#### Written request:
Each entry that follows must be output without any deviation.

#### Data lines:
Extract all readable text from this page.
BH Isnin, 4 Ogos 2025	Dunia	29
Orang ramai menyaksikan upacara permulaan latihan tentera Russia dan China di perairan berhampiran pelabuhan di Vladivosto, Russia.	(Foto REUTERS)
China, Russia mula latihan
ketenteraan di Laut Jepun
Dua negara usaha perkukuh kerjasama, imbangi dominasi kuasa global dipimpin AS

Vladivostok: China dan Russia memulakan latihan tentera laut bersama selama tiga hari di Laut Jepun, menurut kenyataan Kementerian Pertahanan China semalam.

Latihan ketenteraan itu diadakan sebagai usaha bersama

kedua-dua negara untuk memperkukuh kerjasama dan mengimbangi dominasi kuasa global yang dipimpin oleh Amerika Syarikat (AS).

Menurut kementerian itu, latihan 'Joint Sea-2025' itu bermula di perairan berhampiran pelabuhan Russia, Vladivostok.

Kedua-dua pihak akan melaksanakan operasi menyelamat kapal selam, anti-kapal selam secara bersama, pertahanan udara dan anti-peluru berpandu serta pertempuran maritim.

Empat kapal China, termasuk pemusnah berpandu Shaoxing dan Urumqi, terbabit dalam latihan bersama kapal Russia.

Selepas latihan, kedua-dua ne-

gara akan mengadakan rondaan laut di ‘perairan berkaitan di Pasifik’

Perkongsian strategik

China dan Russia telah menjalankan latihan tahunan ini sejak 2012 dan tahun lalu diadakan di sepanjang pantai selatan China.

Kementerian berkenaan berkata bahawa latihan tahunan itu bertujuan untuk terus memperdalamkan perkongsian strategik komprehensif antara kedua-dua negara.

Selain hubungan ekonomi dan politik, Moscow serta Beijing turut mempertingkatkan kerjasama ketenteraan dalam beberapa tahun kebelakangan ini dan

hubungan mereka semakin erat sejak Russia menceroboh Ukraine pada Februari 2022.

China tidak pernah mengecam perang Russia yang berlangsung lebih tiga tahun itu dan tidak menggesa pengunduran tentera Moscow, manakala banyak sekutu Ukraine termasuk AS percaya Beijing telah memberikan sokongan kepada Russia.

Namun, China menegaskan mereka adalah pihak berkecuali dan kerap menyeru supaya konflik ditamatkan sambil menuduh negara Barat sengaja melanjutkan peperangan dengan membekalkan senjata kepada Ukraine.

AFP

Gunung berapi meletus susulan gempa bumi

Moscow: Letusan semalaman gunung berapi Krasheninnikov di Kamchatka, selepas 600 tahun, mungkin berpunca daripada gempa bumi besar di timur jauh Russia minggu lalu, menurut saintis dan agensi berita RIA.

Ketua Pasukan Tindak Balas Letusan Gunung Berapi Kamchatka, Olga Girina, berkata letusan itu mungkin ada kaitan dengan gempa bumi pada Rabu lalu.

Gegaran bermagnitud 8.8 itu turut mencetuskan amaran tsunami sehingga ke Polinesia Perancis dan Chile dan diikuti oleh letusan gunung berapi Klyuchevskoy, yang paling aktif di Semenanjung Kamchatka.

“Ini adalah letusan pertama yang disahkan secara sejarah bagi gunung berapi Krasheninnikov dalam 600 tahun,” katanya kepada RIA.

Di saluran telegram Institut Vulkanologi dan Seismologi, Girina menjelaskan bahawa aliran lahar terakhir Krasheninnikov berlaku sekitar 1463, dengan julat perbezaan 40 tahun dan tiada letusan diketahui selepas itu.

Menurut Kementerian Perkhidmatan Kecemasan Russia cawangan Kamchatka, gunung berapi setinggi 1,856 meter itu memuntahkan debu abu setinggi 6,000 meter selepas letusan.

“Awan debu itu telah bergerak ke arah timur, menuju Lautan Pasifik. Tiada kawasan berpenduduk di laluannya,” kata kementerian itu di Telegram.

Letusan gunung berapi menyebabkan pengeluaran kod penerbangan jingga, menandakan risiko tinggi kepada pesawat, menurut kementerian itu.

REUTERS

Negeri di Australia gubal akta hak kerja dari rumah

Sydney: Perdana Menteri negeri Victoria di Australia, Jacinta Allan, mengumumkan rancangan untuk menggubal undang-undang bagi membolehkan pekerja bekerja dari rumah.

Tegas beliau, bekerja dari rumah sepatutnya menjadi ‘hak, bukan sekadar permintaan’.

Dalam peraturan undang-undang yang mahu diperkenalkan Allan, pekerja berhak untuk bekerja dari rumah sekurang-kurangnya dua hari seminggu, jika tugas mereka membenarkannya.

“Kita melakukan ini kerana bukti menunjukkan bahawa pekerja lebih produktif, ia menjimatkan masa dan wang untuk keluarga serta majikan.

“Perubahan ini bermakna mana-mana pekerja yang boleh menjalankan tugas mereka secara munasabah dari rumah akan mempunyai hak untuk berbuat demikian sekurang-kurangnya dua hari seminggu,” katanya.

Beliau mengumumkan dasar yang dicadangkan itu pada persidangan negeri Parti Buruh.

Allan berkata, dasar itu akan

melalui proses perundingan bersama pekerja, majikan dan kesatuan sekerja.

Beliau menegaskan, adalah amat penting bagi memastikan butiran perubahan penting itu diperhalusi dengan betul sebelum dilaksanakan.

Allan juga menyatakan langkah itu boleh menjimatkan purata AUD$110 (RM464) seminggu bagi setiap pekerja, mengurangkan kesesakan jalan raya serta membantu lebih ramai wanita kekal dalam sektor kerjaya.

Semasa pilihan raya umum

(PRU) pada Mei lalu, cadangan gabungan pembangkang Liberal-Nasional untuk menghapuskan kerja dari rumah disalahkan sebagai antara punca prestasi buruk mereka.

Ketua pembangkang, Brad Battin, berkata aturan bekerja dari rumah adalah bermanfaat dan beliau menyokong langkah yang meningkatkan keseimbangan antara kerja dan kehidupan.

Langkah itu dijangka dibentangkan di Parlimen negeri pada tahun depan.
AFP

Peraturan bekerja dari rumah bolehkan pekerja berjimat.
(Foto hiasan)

#### Solution to this problem:
Extract all readable text from this page.
BH Isnin, 4 Ogos 2025	Dunia	29
Orang ramai menyaksikan upacara permulaan latihan tentera Russia dan China di perairan berhampiran pelabuhan di Vladivosto, Russia.	(Foto REUTERS)
China, Russia mula latihan
ketenteraan di Laut Jepun
Dua negara usaha perkukuh kerjasama, imbangi dominasi kuasa global dipimpin AS

Vladivostok: China dan Russia memulakan latihan tentera laut bersama selama tiga hari di Laut Jepun, menurut kenyataan Kementerian Pertahanan China semalam.

Latihan ketenteraan itu diadakan sebagai usaha bersama

kedua-dua negara untuk memperkukuh kerjasama dan mengimbangi dominasi kuasa global yang dipimpin oleh Amerika Syarikat (AS).

Menurut kementerian itu, latihan 'Joint Sea-2025' itu bermula di perairan berhampiran pelabuhan Russia, Vladivostok.

Kedua-dua pihak akan melaksanakan operasi menyelamat kapal selam, anti-kapal selam secara bersama, pertahanan udara dan anti-peluru berpandu serta pertempuran maritim.

Empat kapal China, termasuk pemusnah berpandu Shaoxing dan Urumqi, terbabit dalam latihan bersama kapal Russia.

Selepas latihan, kedua-dua ne-

gara akan mengadakan rondaan laut di ‘perairan berkaitan di Pasifik’

Perkongsian strategik

China dan Russia telah menjalankan latihan tahunan ini sejak 2012 dan tahun lalu diadakan di sepanjang pantai selatan China.

Kementerian berkenaan berkata bahawa latihan tahunan itu bertujuan untuk terus memperdalamkan perkongsian strategik komprehensif antara kedua-dua negara.

Selain hubungan ekonomi dan politik, Moscow serta Beijing turut mempertingkatkan kerjasama ketenteraan dalam beberapa tahun kebelakangan ini dan

hubungan mereka semakin erat sejak Russia menceroboh Ukraine pada Februari 2022.

China tidak pernah mengecam perang Russia yang berlangsung lebih tiga tahun itu dan tidak menggesa pengunduran tentera Moscow, manakala banyak sekutu Ukraine termasuk AS percaya Beijing telah memberikan sokongan kepada Russia.

Namun, China menegaskan mereka adalah pihak berkecuali dan kerap menyeru supaya konflik ditamatkan sambil menuduh negara Barat sengaja melanjutkan peperangan dengan membekalkan senjata kepada Ukraine.

AFP

Gunung berapi meletus susulan gempa bumi

Moscow: Letusan semalaman gunung berapi Krasheninnikov di Kamchatka, selepas 600 tahun, mungkin berpunca daripada gempa bumi besar di timur jauh Russia minggu lalu, menurut saintis dan agensi berita RIA.

Ketua Pasukan Tindak Balas Letusan Gunung Berapi Kamchatka, Olga Girina, berkata letusan itu mungkin ada kaitan dengan gempa bumi pada Rabu lalu.

Gegaran bermagnitud 8.8 itu turut mencetuskan amaran tsunami sehingga ke Polinesia Perancis dan Chile dan diikuti oleh letusan gunung berapi Klyuchevskoy, yang paling aktif di Semenanjung Kamchatka.

“Ini adalah letusan pertama yang disahkan secara sejarah bagi gunung berapi Krasheninnikov dalam 600 tahun,” katanya kepada RIA.

Di saluran telegram Institut Vulkanologi dan Seismologi, Girina menjelaskan bahawa aliran lahar terakhir Krasheninnikov berlaku sekitar 1463, dengan julat perbezaan 40 tahun dan tiada letusan diketahui selepas itu.

Menurut Kementerian Perkhidmatan Kecemasan Russia cawangan Kamchatka, gunung berapi setinggi 1,856 meter itu memuntahkan debu abu setinggi 6,000 meter selepas letusan.

“Awan debu itu telah bergerak ke arah timur, menuju Lautan Pasifik. Tiada kawasan berpenduduk di laluannya,” kata kementerian itu di Telegram.

Letusan gunung berapi menyebabkan pengeluaran kod penerbangan jingga, menandakan risiko tinggi kepada pesawat, menurut kementerian itu.

REUTERS

Negeri di Australia gubal akta hak kerja dari rumah

Sydney: Perdana Menteri negeri Victoria di Australia, Jacinta Allan, mengumumkan rancangan untuk menggubal undang-undang bagi membolehkan pekerja bekerja dari rumah.

Tegas beliau, bekerja dari rumah sepatutnya menjadi ‘hak, bukan sekadar permintaan’.

Dalam peraturan undang-undang yang mahu diperkenalkan Allan, pekerja berhak untuk bekerja dari rumah sekurang-kurangnya dua hari seminggu, jika tugas mereka membenarkannya.

“Kita melakukan ini kerana bukti menunjukkan bahawa pekerja lebih produktif, ia menjimatkan masa dan wang untuk keluarga serta majikan.

“Perubahan ini bermakna mana-mana pekerja yang boleh menjalankan tugas mereka secara munasabah dari rumah akan mempunyai hak untuk berbuat demikian sekurang-kurangnya dua hari seminggu,” katanya.

Beliau mengumumkan dasar yang dicadangkan itu pada persidangan negeri Parti Buruh.

Allan berkata, dasar itu akan

melalui proses perundingan bersama pekerja, majikan dan kesatuan sekerja.

Beliau menegaskan, adalah amat penting bagi memastikan butiran perubahan penting itu diperhalusi dengan betul sebelum dilaksanakan.

Allan juga menyatakan langkah itu boleh menjimatkan purata AUD$110 (RM464) seminggu bagi setiap pekerja, mengurangkan kesesakan jalan raya serta membantu lebih ramai wanita kekal dalam sektor kerjaya.

Semasa pilihan raya umum

(PRU) pada Mei lalu, cadangan gabungan pembangkang Liberal-Nasional untuk menghapuskan kerja dari rumah disalahkan sebagai antara punca prestasi buruk mereka.

Ketua pembangkang, Brad Battin, berkata aturan bekerja dari rumah adalah bermanfaat dan beliau menyokong langkah yang meningkatkan keseimbangan antara kerja dan kehidupan.

Langkah itu dijangka dibentangkan di Parlimen negeri pada tahun depan.
AFP

Peraturan bekerja dari rumah bolehkan pekerja berjimat.
(Foto hiasan)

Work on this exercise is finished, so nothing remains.